Aim: Reproduce every row below word for word, but leave the pictures out.

--- Material ---

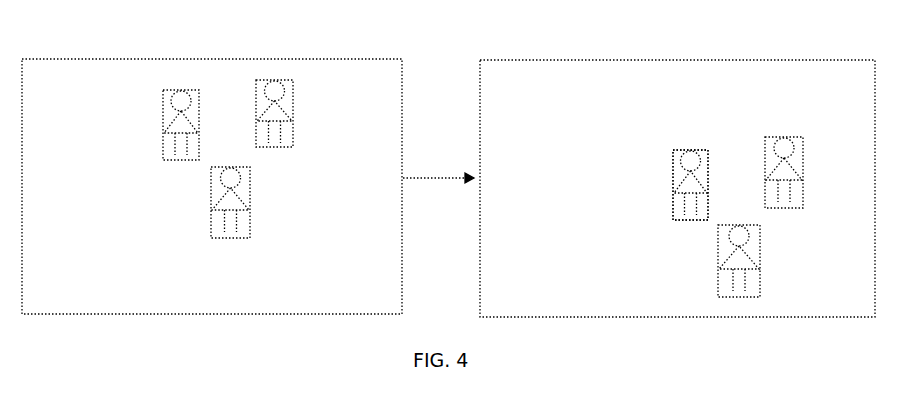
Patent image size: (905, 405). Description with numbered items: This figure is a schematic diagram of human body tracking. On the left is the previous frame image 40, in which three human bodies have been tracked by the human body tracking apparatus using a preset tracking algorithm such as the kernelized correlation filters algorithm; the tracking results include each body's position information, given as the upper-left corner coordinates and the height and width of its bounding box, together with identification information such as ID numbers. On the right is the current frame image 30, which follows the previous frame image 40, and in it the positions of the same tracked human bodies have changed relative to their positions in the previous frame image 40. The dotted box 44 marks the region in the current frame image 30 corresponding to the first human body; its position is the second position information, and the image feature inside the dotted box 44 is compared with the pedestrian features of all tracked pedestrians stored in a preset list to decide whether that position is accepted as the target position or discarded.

The current frame image 30 is at (727, 60).
The previous frame image 40 is at (265, 59).
The dotted box 44 is at (677, 218).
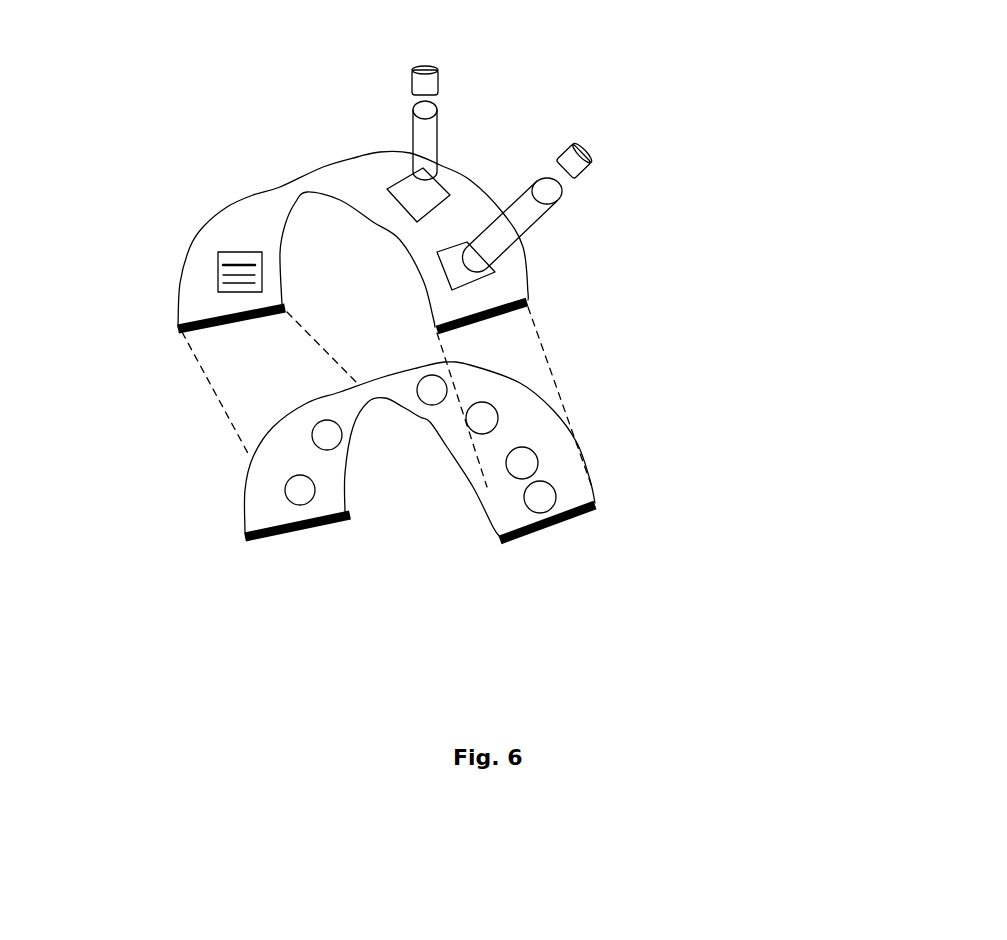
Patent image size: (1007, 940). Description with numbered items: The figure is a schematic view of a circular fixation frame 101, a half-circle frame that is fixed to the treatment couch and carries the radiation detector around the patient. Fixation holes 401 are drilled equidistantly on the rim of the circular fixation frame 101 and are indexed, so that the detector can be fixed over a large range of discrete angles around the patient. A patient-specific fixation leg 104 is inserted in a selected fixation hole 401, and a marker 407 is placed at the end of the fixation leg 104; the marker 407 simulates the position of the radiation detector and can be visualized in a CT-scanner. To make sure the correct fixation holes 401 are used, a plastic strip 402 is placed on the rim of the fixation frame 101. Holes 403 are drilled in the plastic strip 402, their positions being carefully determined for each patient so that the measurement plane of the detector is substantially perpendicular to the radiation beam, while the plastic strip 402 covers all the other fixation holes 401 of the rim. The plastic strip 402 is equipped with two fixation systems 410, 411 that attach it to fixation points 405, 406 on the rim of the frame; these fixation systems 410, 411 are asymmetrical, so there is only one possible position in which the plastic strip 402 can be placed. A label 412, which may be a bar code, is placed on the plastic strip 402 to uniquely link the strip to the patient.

The circular fixation frame 101 is at (267, 512).
The fixation leg 104 is at (415, 137).
The fixation holes 401 is at (320, 435).
The plastic strip 402 is at (517, 267).
The holes 403 is at (417, 225).
The fixation point 405 is at (563, 523).
The fixation point 406 is at (280, 535).
The markers 407 is at (437, 82).
The fixation system 410 is at (508, 315).
The fixation system 411 is at (180, 322).
The label 412 is at (233, 257).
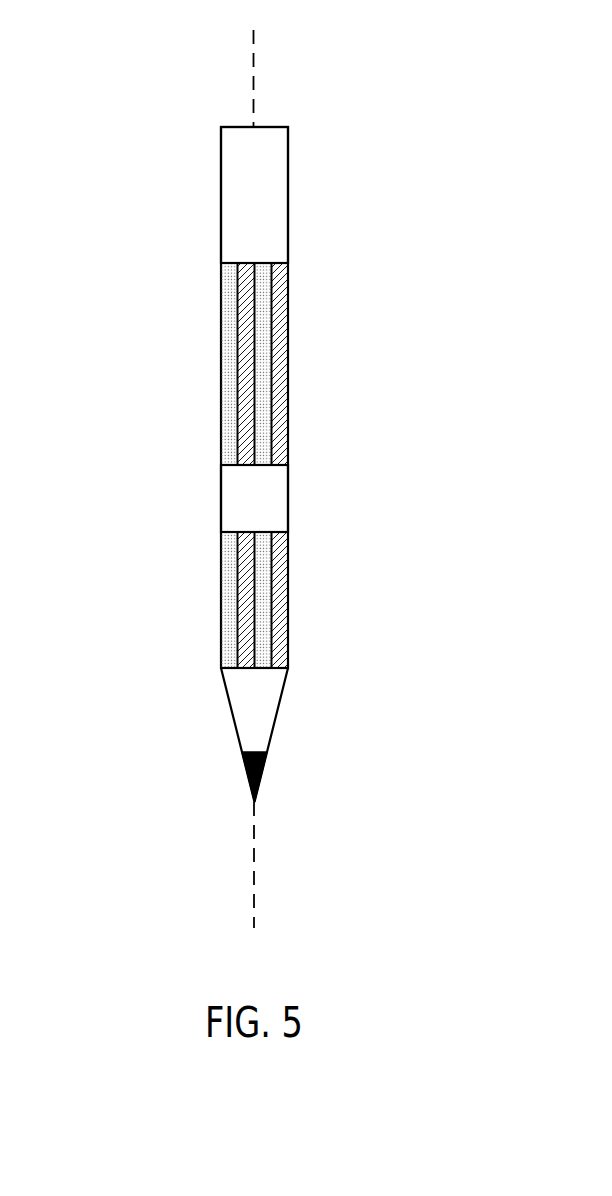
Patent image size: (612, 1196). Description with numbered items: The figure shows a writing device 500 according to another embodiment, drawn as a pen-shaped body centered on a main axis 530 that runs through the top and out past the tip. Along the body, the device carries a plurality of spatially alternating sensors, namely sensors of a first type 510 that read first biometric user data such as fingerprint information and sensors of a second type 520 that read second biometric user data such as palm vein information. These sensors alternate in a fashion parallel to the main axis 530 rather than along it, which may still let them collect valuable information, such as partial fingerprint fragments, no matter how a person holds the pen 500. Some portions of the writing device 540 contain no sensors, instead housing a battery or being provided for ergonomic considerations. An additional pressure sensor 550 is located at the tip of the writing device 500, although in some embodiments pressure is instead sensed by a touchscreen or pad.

The writing device 500 is at (118, 272).
The sensors of a first type 510 is at (221, 404).
The sensors of a second type 520 is at (288, 297).
The main axis 530 is at (253, 60).
The portions of the writing device 540 is at (288, 193).
The pressure sensor 550 is at (260, 787).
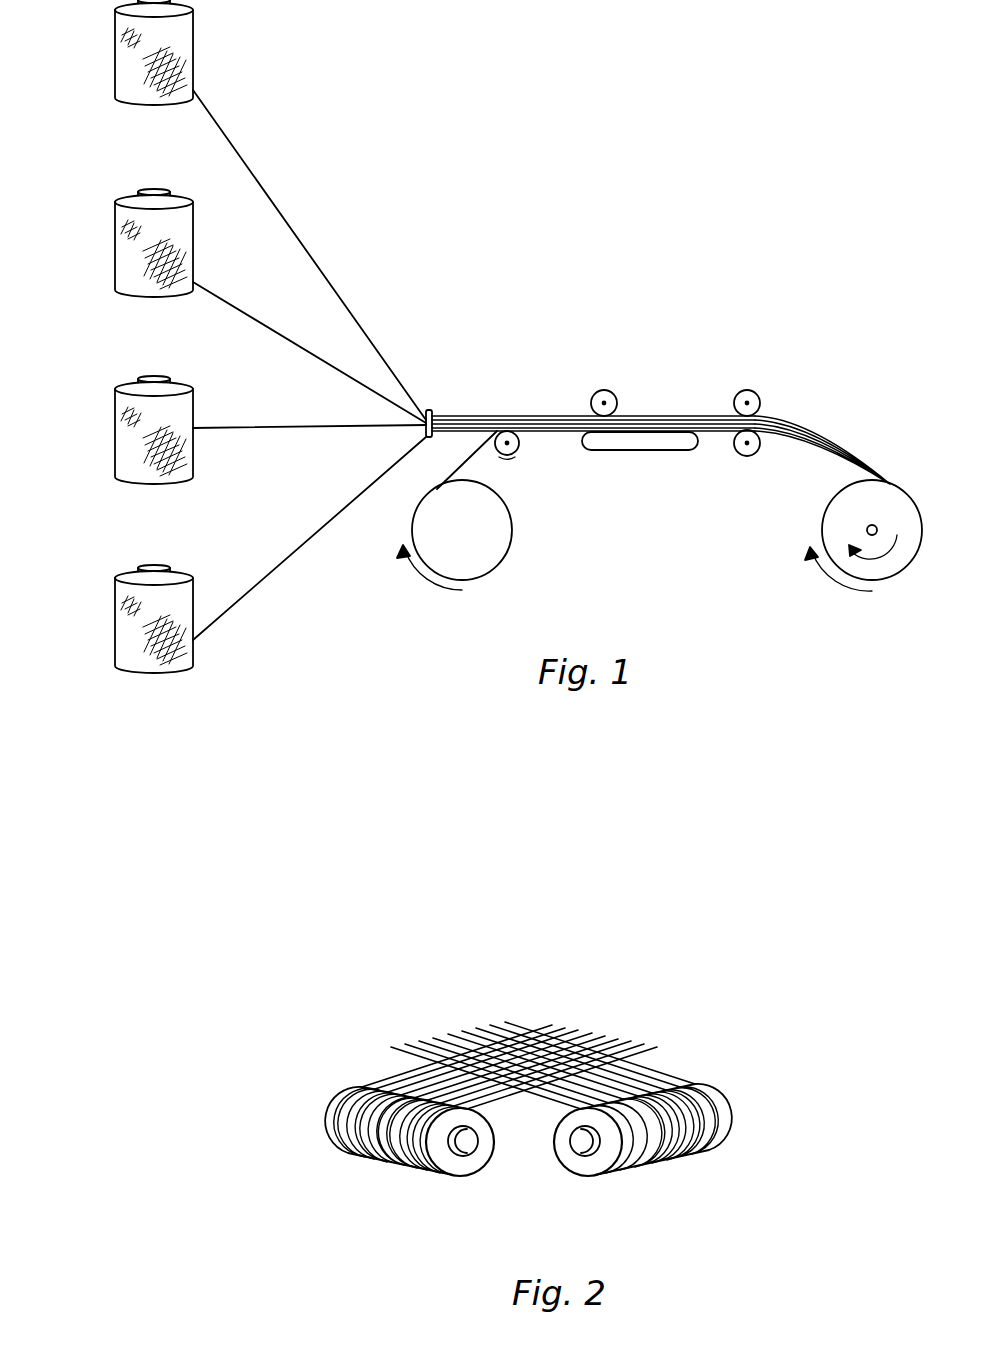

---

Result below:
Patent image size: (905, 405). Description with numbered items: This figure is a schematic diagram of human body tracking. On the left is the previous frame image 40, in which three human bodies have been tracked by the human body tracking apparatus using a preset tracking algorithm such as the kernelized correlation filters algorithm; the tracking results include each body's position information, given as the upper-left corner coordinates and the height and width of its bounding box, together with identification information such as ID numbers. On the right is the current frame image 30, which follows the previous frame image 40, and in it the positions of the same tracked human bodies have changed relative to their positions in the previous frame image 40. The dotted box 44 marks the region in the current frame image 30 corresponding to the first human body; its position is the second position information, and the image feature inside the dotted box 44 is compared with the pedestrian features of all tracked pedestrians stored in a preset list to decide whether that position is accepted as the target position or discarded.

The current frame image 30 is at (727, 60).
The previous frame image 40 is at (265, 59).
The dotted box 44 is at (677, 218).
Patent image size: (1007, 940). Description with numbered items: The figure is a schematic view of a circular fixation frame 101, a half-circle frame that is fixed to the treatment couch and carries the radiation detector around the patient. Fixation holes 401 are drilled equidistantly on the rim of the circular fixation frame 101 and are indexed, so that the detector can be fixed over a large range of discrete angles around the patient. A patient-specific fixation leg 104 is inserted in a selected fixation hole 401, and a marker 407 is placed at the end of the fixation leg 104; the marker 407 simulates the position of the radiation detector and can be visualized in a CT-scanner. To make sure the correct fixation holes 401 are used, a plastic strip 402 is placed on the rim of the fixation frame 101. Holes 403 are drilled in the plastic strip 402, their positions being carefully determined for each patient so that the measurement plane of the detector is substantially perpendicular to the radiation beam, while the plastic strip 402 covers all the other fixation holes 401 of the rim. The plastic strip 402 is equipped with two fixation systems 410, 411 that attach it to fixation points 405, 406 on the rim of the frame; these fixation systems 410, 411 are asymmetrical, so there is only one possible position in which the plastic strip 402 can be placed. A label 412, which may be a bar code, is placed on the plastic strip 402 to uniquely link the strip to the patient.

The circular fixation frame 101 is at (267, 512).
The fixation leg 104 is at (415, 137).
The fixation holes 401 is at (320, 435).
The plastic strip 402 is at (517, 267).
The holes 403 is at (417, 225).
The fixation point 405 is at (563, 523).
The fixation point 406 is at (280, 535).
The markers 407 is at (437, 82).
The fixation system 410 is at (508, 315).
The fixation system 411 is at (180, 322).
The label 412 is at (233, 257).
Patent image size: (612, 1196). Description with numbered items: The figure shows a writing device 500 according to another embodiment, drawn as a pen-shaped body centered on a main axis 530 that runs through the top and out past the tip. Along the body, the device carries a plurality of spatially alternating sensors, namely sensors of a first type 510 that read first biometric user data such as fingerprint information and sensors of a second type 520 that read second biometric user data such as palm vein information. These sensors alternate in a fashion parallel to the main axis 530 rather than along it, which may still let them collect valuable information, such as partial fingerprint fragments, no matter how a person holds the pen 500. Some portions of the writing device 540 contain no sensors, instead housing a battery or being provided for ergonomic considerations. An additional pressure sensor 550 is located at the tip of the writing device 500, although in some embodiments pressure is instead sensed by a touchscreen or pad.

The writing device 500 is at (118, 272).
The sensors of a first type 510 is at (221, 404).
The sensors of a second type 520 is at (288, 297).
The main axis 530 is at (253, 60).
The portions of the writing device 540 is at (288, 193).
The pressure sensor 550 is at (260, 787).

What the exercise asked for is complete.